╔══
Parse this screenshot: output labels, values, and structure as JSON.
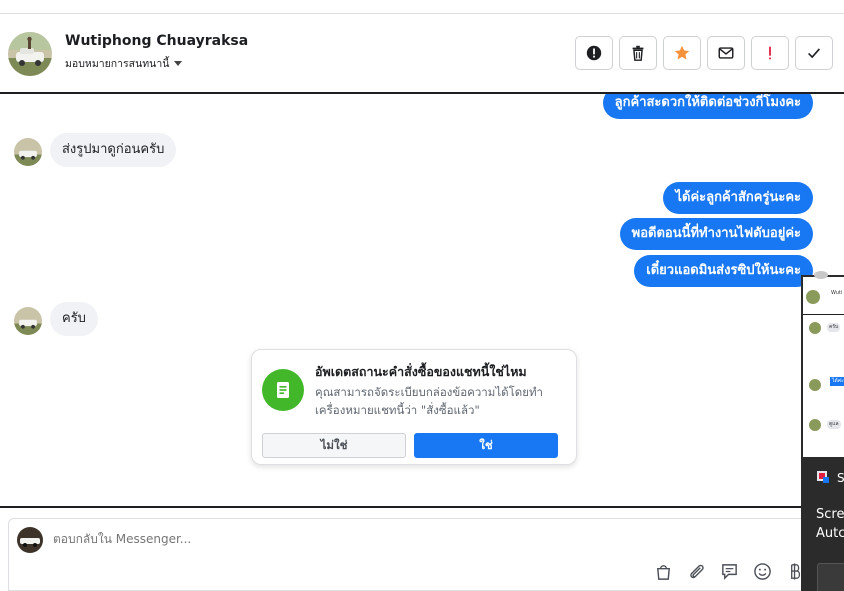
{
  "header": {
    "name": "Wutiphong Chuayraksa",
    "assign_label": "มอบหมายการสนทนานี้",
    "actions": [
      {
        "name": "mark-spam-button",
        "icon": "exclamation-circle-icon"
      },
      {
        "name": "delete-button",
        "icon": "trash-icon"
      },
      {
        "name": "star-button",
        "icon": "star-icon"
      },
      {
        "name": "mark-unread-button",
        "icon": "envelope-icon"
      },
      {
        "name": "follow-up-button",
        "icon": "red-exclamation-icon"
      },
      {
        "name": "mark-done-button",
        "icon": "checkmark-icon"
      }
    ]
  },
  "messages": [
    {
      "dir": "out",
      "text": "ลูกค้าสะดวกให้ติดต่อช่วงกี่โมงคะ"
    },
    {
      "dir": "in",
      "text": "ส่งรูปมาดูก่อนครับ"
    },
    {
      "dir": "out",
      "text": "ได้ค่ะลูกค้าสักครู่นะคะ"
    },
    {
      "dir": "out",
      "text": "พอดีตอนนี้ที่ทำงานไฟดับอยู่ค่ะ"
    },
    {
      "dir": "out",
      "text": "เดี๋ยวแอดมินส่งรซิปให้นะคะ"
    },
    {
      "dir": "in",
      "text": "ครับ"
    }
  ],
  "order_card": {
    "title": "อัพเดตสถานะคำสั่งซื้อของแชทนี้ใช่ไหม",
    "body": "คุณสามารถจัดระเบียบกล่องข้อความได้โดยทำเครื่องหมายแชทนี้ว่า \"สั่งซื้อแล้ว\"",
    "no_label": "ไม่ใช่",
    "yes_label": "ใช่"
  },
  "composer": {
    "placeholder": "ตอบกลับใน Messenger...",
    "tools": [
      "shopping-bag-icon",
      "paperclip-icon",
      "saved-reply-icon",
      "emoji-icon",
      "baht-icon"
    ]
  },
  "popup": {
    "preview_name": "Wuti",
    "preview_in_1": "ครับ",
    "preview_out_1": "ได้ค่ะ",
    "preview_in_2": "ดูแล",
    "app_letter": "S",
    "line1": "Scree",
    "line2": "Autc"
  },
  "colors": {
    "primary": "#1877f2",
    "bubble_in": "#f0f2f5",
    "success": "#42b72a",
    "star": "#f7923b",
    "alert_red": "#e41e3f"
  }
}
╚══
## TASK TO CARRY OUT:
All of the data above should be transcribed verbatim, with pictures omitted.

## IN RESPONSE:
Parse this screenshot: output labels, values, and structure as JSON.
{
  "header": {
    "name": "Wutiphong Chuayraksa",
    "assign_label": "มอบหมายการสนทนานี้",
    "actions": [
      {
        "name": "mark-spam-button",
        "icon": "exclamation-circle-icon"
      },
      {
        "name": "delete-button",
        "icon": "trash-icon"
      },
      {
        "name": "star-button",
        "icon": "star-icon"
      },
      {
        "name": "mark-unread-button",
        "icon": "envelope-icon"
      },
      {
        "name": "follow-up-button",
        "icon": "red-exclamation-icon"
      },
      {
        "name": "mark-done-button",
        "icon": "checkmark-icon"
      }
    ]
  },
  "messages": [
    {
      "dir": "out",
      "text": "ลูกค้าสะดวกให้ติดต่อช่วงกี่โมงคะ"
    },
    {
      "dir": "in",
      "text": "ส่งรูปมาดูก่อนครับ"
    },
    {
      "dir": "out",
      "text": "ได้ค่ะลูกค้าสักครู่นะคะ"
    },
    {
      "dir": "out",
      "text": "พอดีตอนนี้ที่ทำงานไฟดับอยู่ค่ะ"
    },
    {
      "dir": "out",
      "text": "เดี๋ยวแอดมินส่งรซิปให้นะคะ"
    },
    {
      "dir": "in",
      "text": "ครับ"
    }
  ],
  "order_card": {
    "title": "อัพเดตสถานะคำสั่งซื้อของแชทนี้ใช่ไหม",
    "body": "คุณสามารถจัดระเบียบกล่องข้อความได้โดยทำเครื่องหมายแชทนี้ว่า \"สั่งซื้อแล้ว\"",
    "no_label": "ไม่ใช่",
    "yes_label": "ใช่"
  },
  "composer": {
    "placeholder": "ตอบกลับใน Messenger...",
    "tools": [
      "shopping-bag-icon",
      "paperclip-icon",
      "saved-reply-icon",
      "emoji-icon",
      "baht-icon"
    ]
  },
  "popup": {
    "preview_name": "Wuti",
    "preview_in_1": "ครับ",
    "preview_out_1": "ได้ค่ะ",
    "preview_in_2": "ดูแล",
    "app_letter": "S",
    "line1": "Scree",
    "line2": "Autc"
  },
  "colors": {
    "primary": "#1877f2",
    "bubble_in": "#f0f2f5",
    "success": "#42b72a",
    "star": "#f7923b",
    "alert_red": "#e41e3f"
  }
}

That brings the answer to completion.